_MATERIAL_
[Begin]

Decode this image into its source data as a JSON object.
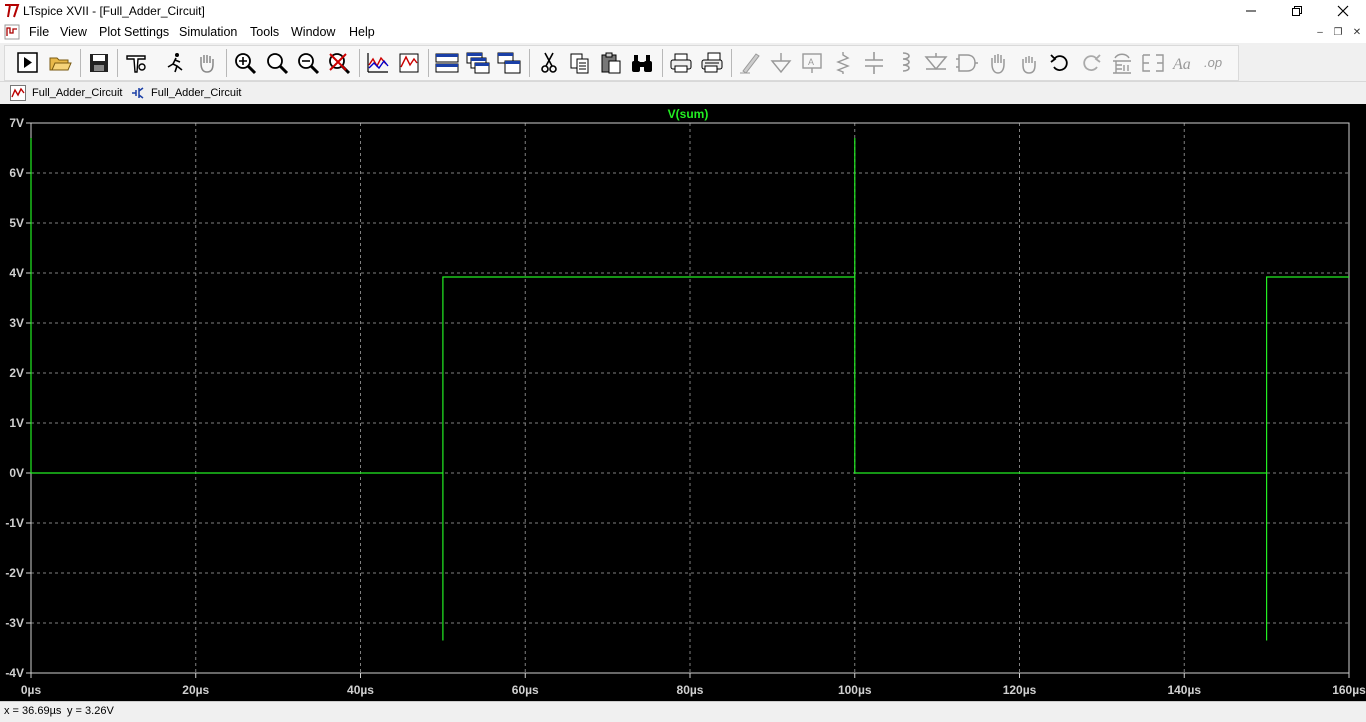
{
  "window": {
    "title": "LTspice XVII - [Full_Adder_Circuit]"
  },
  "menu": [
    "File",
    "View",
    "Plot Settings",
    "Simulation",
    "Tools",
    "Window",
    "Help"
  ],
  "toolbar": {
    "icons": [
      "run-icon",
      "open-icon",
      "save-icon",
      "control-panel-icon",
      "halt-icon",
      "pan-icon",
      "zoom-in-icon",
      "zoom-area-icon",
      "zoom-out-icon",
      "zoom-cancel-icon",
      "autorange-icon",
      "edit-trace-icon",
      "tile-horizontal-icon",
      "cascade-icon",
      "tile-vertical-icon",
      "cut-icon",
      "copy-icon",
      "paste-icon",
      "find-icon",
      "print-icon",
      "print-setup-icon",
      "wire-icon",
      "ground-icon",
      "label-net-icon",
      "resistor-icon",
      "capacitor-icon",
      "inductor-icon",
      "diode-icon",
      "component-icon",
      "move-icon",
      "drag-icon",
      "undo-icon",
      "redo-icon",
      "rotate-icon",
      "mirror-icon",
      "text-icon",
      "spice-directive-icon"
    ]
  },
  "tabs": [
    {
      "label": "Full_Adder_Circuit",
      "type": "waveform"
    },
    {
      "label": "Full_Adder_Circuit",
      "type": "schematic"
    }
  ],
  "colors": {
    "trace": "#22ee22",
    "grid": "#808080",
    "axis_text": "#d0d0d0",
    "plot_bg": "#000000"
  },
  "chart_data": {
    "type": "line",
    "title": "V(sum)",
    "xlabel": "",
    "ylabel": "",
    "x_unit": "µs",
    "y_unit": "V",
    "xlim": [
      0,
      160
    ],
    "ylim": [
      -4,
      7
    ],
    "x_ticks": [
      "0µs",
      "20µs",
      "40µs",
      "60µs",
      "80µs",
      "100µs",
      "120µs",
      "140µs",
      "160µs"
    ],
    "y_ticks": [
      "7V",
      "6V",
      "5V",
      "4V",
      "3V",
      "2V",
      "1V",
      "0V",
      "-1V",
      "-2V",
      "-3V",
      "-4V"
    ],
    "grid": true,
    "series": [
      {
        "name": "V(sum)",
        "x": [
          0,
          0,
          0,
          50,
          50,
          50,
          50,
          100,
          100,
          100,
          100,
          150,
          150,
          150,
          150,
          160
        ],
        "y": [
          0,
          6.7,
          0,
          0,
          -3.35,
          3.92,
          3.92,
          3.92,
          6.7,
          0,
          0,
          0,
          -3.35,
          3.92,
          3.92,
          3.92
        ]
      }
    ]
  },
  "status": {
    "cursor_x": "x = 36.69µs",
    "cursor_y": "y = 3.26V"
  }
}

[End]

_WHAT THE TASK REQUIRES_
Lines of the material that contain the word "tile" are to be gathered.

_RESULT_
      "tile-horizontal-icon",
      "tile-vertical-icon",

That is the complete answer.